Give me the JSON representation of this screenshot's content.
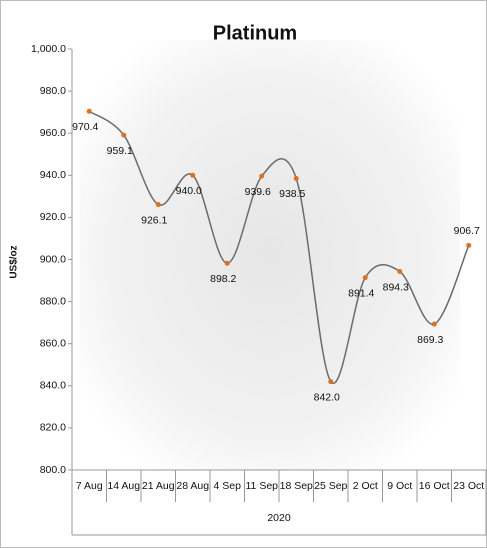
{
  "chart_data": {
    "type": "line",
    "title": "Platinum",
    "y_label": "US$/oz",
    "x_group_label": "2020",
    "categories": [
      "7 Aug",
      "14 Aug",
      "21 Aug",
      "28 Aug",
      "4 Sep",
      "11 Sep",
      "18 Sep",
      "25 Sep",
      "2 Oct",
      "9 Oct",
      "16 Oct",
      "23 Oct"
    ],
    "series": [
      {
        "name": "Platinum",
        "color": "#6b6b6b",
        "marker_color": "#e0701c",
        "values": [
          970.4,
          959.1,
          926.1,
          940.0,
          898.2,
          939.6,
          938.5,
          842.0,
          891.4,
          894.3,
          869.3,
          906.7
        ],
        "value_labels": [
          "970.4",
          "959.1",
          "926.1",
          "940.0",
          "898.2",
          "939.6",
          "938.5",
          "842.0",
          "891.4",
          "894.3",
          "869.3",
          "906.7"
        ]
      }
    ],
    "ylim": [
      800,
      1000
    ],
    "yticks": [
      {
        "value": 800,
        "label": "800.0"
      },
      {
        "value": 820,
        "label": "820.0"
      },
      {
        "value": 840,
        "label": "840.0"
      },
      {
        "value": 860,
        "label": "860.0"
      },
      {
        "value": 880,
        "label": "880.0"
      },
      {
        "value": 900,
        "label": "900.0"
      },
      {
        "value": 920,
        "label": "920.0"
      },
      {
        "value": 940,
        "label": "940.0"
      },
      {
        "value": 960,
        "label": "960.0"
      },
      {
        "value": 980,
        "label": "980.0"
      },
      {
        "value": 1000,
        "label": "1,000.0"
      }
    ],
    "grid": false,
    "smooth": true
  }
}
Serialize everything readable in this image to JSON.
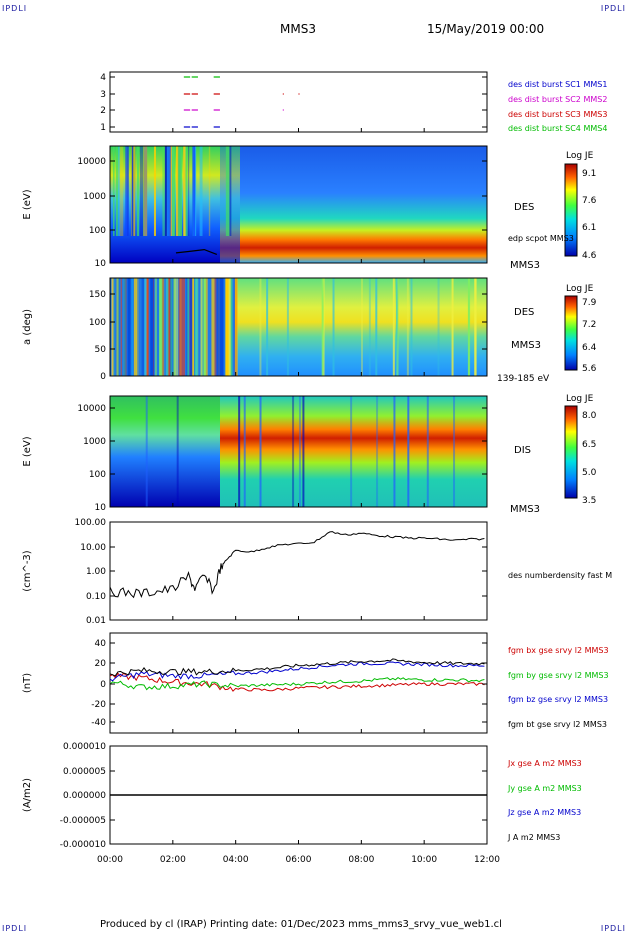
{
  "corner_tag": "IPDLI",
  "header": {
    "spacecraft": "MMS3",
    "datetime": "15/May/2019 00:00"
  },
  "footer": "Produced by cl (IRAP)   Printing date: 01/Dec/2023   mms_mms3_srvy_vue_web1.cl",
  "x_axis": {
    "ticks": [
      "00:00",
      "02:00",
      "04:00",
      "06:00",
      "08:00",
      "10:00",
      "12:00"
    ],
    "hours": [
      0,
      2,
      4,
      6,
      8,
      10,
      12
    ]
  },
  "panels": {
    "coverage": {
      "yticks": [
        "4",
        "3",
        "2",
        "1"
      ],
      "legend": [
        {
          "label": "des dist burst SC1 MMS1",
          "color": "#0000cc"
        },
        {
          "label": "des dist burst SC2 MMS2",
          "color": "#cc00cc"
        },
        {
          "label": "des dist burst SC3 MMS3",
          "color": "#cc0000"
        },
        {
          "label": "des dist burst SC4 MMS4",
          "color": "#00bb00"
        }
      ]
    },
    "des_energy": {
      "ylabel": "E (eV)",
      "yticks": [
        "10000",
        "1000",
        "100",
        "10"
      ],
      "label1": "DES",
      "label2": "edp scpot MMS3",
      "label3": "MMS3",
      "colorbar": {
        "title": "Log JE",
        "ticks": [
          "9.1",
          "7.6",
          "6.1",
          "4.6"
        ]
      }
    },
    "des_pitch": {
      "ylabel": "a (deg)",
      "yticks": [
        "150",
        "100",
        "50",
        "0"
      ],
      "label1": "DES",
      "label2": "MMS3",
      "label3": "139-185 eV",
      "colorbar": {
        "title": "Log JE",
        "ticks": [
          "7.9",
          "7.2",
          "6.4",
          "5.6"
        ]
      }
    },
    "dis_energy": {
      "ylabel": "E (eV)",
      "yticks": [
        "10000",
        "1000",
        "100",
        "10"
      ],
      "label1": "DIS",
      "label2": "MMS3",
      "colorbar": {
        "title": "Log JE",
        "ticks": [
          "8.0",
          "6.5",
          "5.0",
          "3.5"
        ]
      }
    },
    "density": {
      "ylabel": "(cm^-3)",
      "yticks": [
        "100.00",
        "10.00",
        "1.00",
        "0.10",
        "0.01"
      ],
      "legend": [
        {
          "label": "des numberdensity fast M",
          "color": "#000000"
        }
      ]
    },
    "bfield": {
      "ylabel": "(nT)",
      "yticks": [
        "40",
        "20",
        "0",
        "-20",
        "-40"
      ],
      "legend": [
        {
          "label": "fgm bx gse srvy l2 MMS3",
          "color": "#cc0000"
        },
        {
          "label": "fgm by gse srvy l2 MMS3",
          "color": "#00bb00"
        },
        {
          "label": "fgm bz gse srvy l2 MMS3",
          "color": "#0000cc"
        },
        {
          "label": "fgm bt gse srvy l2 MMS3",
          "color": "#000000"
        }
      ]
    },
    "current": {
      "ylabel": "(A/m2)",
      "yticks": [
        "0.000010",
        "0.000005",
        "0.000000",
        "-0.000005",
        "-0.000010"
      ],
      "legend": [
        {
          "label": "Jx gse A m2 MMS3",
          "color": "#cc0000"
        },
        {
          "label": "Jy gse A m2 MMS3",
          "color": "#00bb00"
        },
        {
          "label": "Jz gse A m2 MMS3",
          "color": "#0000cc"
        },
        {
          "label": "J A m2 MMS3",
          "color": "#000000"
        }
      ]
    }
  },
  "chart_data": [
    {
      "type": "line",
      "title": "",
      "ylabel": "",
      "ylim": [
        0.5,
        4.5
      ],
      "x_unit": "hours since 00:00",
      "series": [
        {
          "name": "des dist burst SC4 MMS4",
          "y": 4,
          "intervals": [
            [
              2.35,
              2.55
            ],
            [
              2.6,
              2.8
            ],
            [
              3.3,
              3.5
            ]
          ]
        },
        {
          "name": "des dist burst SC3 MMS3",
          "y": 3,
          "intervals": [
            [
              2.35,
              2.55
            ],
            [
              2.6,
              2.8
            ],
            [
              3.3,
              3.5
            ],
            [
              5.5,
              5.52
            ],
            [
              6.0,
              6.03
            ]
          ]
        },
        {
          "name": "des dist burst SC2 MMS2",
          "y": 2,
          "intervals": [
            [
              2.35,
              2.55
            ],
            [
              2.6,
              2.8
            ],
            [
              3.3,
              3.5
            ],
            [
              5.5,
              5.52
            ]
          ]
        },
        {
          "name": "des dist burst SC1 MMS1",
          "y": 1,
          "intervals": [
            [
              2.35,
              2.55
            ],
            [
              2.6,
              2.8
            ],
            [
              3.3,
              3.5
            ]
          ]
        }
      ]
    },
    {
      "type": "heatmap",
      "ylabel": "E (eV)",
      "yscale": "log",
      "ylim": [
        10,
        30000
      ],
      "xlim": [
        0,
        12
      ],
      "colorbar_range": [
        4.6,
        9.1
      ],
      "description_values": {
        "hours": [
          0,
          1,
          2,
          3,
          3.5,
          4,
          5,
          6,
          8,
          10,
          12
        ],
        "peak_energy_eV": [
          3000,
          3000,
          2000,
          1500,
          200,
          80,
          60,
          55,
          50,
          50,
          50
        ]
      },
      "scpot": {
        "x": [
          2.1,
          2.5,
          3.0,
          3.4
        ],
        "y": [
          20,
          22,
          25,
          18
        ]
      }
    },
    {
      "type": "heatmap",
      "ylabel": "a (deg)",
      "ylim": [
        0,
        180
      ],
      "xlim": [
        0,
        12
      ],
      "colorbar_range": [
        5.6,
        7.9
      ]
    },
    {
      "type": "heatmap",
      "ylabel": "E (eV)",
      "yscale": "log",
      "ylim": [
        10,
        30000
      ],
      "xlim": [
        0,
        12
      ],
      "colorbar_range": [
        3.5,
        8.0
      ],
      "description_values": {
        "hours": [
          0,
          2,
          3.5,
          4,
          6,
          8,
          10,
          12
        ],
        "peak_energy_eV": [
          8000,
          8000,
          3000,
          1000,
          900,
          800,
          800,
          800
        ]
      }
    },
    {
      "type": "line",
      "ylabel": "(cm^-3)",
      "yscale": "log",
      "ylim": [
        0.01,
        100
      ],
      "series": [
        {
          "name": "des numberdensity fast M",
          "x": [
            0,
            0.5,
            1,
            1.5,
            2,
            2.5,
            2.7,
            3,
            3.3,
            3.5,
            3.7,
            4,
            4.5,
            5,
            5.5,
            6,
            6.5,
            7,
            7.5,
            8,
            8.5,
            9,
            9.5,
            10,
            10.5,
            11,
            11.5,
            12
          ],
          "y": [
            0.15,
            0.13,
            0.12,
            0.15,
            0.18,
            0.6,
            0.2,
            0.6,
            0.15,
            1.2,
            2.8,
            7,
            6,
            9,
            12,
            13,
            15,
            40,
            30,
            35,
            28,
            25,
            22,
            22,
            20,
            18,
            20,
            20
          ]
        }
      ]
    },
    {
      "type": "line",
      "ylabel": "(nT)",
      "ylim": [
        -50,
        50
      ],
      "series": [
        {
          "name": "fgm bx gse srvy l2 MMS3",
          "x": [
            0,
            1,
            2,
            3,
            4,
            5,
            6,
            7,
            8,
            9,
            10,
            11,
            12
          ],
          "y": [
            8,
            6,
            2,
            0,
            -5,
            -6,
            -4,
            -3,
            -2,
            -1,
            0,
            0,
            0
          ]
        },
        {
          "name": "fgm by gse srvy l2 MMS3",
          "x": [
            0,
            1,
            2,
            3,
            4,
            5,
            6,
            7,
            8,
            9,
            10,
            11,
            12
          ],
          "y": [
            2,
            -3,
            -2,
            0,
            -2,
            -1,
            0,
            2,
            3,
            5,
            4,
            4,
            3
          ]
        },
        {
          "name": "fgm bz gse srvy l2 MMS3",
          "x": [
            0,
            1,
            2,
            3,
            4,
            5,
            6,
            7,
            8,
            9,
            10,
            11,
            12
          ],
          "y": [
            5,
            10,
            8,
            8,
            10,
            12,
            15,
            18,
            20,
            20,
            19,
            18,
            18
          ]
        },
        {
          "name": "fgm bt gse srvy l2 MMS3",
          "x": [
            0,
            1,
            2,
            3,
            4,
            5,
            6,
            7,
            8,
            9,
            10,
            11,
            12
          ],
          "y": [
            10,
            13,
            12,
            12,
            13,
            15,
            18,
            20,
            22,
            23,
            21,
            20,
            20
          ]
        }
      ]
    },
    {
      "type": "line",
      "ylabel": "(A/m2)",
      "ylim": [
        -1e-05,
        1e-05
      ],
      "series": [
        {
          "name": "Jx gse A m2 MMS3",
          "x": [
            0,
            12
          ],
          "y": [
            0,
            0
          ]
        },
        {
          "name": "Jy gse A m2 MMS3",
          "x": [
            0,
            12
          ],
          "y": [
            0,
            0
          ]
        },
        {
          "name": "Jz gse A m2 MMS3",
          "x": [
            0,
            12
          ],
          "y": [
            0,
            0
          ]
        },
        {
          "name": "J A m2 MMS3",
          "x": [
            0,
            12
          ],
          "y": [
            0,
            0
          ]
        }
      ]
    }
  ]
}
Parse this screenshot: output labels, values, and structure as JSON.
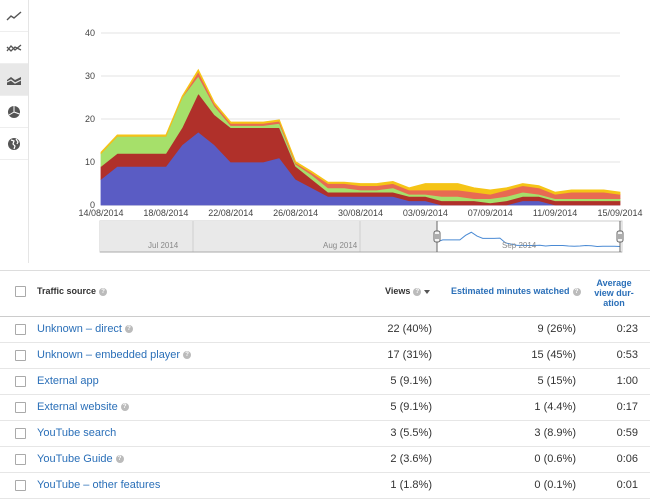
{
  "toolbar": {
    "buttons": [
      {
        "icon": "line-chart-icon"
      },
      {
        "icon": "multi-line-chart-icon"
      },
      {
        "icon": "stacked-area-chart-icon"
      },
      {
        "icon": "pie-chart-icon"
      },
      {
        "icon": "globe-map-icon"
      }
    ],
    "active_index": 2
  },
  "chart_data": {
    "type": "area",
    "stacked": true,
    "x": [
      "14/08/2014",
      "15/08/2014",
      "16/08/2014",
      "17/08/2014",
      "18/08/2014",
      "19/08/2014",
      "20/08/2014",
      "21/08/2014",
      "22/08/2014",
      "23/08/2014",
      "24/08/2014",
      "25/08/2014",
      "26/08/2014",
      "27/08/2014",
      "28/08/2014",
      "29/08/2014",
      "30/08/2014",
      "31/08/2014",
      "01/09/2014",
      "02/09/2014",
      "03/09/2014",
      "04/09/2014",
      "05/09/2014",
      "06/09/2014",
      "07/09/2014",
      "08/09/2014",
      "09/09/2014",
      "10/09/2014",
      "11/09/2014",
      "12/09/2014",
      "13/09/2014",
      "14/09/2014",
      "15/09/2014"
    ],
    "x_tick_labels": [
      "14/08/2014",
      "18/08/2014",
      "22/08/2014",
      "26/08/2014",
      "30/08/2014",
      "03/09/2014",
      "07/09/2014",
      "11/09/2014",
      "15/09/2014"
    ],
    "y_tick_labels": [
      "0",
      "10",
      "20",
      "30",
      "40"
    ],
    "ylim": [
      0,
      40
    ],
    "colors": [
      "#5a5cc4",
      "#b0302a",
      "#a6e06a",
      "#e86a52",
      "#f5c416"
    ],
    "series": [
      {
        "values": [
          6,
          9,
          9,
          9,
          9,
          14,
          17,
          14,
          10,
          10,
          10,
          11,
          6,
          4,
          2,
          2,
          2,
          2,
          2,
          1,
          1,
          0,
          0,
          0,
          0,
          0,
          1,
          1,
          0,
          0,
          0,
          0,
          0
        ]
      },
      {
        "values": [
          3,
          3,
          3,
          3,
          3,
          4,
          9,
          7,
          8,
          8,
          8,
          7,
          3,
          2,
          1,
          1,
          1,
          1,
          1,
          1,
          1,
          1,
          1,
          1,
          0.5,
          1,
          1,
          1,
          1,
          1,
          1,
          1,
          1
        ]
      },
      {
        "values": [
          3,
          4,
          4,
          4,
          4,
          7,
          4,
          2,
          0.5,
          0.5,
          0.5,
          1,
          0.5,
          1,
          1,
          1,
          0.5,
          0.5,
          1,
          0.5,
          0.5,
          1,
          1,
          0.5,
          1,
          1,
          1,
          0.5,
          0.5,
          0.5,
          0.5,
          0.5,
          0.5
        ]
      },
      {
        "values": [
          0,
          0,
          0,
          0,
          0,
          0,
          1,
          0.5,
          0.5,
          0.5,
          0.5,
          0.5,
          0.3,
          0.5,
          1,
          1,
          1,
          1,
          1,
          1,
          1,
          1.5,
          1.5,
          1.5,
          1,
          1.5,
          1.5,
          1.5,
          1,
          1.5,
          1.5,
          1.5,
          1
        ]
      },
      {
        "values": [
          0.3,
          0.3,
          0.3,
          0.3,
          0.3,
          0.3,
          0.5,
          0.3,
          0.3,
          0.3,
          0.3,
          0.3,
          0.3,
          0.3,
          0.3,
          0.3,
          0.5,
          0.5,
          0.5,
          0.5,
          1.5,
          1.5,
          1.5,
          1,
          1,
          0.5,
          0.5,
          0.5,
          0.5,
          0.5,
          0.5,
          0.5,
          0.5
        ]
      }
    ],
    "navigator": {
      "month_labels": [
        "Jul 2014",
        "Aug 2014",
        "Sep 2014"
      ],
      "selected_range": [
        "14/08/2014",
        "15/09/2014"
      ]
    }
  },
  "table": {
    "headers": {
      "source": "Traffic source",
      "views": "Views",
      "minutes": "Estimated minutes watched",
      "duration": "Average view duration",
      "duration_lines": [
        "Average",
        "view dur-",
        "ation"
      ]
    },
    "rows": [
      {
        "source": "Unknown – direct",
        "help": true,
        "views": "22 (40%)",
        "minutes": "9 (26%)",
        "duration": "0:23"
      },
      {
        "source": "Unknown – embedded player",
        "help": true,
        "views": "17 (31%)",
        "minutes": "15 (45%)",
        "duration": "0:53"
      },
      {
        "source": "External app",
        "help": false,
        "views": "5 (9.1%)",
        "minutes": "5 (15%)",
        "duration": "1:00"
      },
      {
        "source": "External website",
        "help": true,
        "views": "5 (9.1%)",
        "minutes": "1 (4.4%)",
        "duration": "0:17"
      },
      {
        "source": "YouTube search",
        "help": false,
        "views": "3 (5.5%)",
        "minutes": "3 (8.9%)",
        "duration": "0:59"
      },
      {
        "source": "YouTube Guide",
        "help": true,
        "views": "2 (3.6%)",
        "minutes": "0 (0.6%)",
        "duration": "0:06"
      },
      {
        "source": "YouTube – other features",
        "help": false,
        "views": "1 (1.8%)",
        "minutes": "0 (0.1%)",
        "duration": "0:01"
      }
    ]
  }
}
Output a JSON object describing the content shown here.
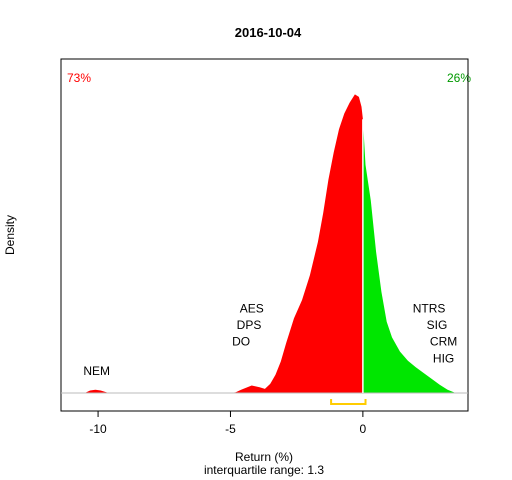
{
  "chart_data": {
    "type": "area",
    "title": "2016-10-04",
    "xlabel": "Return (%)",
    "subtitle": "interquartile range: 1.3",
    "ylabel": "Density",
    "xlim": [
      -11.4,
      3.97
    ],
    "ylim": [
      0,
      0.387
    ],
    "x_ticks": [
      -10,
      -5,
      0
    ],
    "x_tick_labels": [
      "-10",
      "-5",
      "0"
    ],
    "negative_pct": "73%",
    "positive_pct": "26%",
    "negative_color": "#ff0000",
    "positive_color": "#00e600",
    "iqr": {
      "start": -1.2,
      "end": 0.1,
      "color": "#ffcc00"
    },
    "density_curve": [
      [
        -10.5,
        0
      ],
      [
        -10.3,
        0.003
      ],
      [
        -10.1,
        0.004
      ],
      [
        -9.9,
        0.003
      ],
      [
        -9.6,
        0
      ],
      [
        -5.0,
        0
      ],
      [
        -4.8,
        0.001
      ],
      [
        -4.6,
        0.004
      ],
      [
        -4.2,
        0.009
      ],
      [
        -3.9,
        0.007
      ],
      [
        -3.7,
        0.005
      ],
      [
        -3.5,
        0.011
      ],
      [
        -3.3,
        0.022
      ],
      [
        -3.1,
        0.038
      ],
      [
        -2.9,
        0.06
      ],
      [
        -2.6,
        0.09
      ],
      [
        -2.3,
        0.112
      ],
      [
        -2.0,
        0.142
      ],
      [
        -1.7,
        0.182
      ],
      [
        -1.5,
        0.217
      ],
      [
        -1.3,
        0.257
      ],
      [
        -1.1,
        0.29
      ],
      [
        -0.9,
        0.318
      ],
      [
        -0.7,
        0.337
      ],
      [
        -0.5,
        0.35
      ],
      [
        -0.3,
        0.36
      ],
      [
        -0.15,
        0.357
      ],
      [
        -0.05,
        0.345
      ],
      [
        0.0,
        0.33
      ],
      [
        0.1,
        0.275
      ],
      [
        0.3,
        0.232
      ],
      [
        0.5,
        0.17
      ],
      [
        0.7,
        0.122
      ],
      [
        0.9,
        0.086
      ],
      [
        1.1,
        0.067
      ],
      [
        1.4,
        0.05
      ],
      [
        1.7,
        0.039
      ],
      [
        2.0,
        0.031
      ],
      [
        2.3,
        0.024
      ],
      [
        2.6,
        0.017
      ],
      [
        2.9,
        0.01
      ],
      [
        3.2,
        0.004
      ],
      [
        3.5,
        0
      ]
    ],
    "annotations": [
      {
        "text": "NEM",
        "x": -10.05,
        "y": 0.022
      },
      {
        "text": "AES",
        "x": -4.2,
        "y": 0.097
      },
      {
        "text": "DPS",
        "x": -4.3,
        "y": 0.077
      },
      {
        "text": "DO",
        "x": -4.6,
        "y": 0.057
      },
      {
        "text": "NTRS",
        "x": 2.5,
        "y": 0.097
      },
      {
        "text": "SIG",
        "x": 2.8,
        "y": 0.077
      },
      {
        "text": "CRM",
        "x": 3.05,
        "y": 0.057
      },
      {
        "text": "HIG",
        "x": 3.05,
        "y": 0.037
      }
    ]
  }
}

★ ★ ★ ★

=== OBJECTIVE ===
Check each line of the records for "hours" and copy the ones that contain it.

=== ANSWER TO THE EXERCISE ===
    "hours": [
      "x_unit": "hours since 00:00",
        "hours": [
        "hours": [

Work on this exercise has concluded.